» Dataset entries
********************

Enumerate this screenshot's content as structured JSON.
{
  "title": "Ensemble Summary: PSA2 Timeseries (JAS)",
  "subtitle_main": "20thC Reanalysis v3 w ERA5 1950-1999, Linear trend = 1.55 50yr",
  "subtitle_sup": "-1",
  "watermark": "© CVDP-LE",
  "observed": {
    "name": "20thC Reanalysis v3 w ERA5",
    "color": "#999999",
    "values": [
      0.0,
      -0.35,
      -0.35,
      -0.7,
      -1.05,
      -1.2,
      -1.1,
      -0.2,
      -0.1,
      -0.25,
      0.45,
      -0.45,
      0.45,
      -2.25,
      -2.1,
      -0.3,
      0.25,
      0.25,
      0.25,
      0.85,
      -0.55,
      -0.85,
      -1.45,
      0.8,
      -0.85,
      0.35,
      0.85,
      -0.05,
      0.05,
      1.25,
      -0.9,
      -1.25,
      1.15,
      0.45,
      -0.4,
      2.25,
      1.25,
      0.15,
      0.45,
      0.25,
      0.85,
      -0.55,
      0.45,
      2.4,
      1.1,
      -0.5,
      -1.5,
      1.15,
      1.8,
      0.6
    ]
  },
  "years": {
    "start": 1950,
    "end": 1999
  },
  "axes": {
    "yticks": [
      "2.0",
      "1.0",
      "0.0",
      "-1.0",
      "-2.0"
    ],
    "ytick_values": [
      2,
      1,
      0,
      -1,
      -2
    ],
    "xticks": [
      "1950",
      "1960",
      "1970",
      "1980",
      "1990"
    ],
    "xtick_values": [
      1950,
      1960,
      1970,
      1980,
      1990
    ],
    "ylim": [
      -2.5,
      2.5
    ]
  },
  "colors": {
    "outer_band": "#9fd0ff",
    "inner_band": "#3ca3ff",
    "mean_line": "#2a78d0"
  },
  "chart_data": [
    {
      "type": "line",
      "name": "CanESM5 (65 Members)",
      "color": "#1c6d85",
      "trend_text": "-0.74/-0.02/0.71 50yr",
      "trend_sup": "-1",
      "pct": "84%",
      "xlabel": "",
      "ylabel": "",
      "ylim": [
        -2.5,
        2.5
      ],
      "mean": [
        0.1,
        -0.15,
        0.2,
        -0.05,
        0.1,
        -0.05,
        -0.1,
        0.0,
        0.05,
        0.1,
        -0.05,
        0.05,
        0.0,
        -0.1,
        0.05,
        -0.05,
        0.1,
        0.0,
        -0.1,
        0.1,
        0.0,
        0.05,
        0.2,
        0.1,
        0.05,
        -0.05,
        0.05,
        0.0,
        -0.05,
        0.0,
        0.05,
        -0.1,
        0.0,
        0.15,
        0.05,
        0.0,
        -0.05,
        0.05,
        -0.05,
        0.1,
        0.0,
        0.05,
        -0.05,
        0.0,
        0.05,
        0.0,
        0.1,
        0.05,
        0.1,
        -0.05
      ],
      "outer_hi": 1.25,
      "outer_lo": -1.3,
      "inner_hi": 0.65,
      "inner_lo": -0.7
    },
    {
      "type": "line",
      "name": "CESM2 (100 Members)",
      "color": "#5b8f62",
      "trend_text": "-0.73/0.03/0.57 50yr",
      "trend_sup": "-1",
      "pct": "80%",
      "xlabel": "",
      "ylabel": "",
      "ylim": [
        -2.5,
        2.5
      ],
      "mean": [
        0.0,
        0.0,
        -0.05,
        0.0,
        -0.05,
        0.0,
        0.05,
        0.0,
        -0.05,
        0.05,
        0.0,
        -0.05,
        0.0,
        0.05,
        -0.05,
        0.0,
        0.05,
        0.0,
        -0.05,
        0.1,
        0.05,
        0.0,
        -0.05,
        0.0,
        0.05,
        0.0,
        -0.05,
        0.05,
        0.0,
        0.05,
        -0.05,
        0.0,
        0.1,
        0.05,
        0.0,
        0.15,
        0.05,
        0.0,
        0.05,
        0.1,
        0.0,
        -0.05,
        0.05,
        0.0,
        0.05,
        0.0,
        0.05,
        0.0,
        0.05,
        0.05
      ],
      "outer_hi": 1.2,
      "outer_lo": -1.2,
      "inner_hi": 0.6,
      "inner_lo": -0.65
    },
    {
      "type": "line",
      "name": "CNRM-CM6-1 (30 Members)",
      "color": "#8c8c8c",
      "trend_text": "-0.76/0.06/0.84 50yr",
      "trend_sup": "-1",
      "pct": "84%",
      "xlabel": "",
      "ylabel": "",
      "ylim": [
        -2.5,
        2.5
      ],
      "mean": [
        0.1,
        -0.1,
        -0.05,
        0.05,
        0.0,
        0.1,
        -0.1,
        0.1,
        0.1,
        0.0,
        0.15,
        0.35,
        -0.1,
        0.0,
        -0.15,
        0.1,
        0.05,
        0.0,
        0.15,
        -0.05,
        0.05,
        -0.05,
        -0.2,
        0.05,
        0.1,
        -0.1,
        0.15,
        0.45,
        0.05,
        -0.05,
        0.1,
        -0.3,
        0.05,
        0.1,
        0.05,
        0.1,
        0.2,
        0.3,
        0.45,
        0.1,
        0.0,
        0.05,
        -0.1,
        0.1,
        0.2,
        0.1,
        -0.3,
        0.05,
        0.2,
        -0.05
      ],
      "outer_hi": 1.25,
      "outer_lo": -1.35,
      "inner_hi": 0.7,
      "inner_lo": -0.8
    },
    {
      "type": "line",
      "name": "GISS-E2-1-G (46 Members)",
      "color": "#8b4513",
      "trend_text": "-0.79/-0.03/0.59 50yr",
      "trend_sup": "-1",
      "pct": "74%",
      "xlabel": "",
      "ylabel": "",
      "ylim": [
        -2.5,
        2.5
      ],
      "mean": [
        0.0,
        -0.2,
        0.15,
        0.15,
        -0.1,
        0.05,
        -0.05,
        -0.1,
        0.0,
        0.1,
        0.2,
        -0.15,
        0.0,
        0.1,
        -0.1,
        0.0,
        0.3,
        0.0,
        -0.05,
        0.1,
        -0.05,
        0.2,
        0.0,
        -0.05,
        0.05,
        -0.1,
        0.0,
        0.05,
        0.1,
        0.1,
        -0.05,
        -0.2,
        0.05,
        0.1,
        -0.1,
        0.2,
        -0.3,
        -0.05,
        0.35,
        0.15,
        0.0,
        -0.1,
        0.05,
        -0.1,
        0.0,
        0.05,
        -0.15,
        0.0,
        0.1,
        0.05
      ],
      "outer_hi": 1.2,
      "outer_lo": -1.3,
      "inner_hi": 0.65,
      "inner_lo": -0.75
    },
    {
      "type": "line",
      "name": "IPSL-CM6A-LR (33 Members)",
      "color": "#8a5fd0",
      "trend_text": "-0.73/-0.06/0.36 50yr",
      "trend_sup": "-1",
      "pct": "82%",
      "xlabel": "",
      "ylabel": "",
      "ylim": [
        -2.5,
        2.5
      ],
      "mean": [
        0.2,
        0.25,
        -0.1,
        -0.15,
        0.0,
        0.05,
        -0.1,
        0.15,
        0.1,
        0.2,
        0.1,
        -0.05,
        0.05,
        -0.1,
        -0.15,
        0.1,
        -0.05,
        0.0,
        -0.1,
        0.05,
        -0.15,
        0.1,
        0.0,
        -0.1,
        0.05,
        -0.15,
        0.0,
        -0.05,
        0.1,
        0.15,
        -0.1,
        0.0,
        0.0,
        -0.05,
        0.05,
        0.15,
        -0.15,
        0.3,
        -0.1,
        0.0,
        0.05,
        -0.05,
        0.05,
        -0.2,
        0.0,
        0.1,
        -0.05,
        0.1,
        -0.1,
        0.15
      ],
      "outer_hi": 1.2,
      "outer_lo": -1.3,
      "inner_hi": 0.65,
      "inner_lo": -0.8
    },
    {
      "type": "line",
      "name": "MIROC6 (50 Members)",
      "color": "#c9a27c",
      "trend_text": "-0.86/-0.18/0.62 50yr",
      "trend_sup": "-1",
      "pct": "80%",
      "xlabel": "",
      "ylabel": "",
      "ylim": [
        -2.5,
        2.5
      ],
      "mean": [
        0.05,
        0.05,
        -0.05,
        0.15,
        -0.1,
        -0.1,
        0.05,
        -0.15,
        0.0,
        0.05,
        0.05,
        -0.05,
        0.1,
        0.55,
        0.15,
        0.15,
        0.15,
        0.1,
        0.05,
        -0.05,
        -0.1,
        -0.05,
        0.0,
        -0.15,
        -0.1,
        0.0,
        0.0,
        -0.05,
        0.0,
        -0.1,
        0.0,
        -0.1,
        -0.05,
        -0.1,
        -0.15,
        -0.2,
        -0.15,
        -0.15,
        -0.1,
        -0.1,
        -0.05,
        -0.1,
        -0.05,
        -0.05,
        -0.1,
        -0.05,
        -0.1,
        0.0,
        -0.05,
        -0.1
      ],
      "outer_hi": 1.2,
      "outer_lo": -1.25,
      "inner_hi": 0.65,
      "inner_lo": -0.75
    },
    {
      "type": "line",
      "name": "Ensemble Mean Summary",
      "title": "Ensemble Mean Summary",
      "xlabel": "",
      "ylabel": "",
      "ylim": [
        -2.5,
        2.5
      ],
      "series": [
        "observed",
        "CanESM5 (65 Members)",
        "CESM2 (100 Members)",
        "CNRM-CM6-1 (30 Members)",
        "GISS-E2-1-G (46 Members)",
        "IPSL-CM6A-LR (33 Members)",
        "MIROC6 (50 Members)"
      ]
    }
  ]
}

********************

» WORK TO COMPLETE
Work out how many lines above contain the word "Summary". Give only the number.

» OUTPUT OF THE EXERCISE
3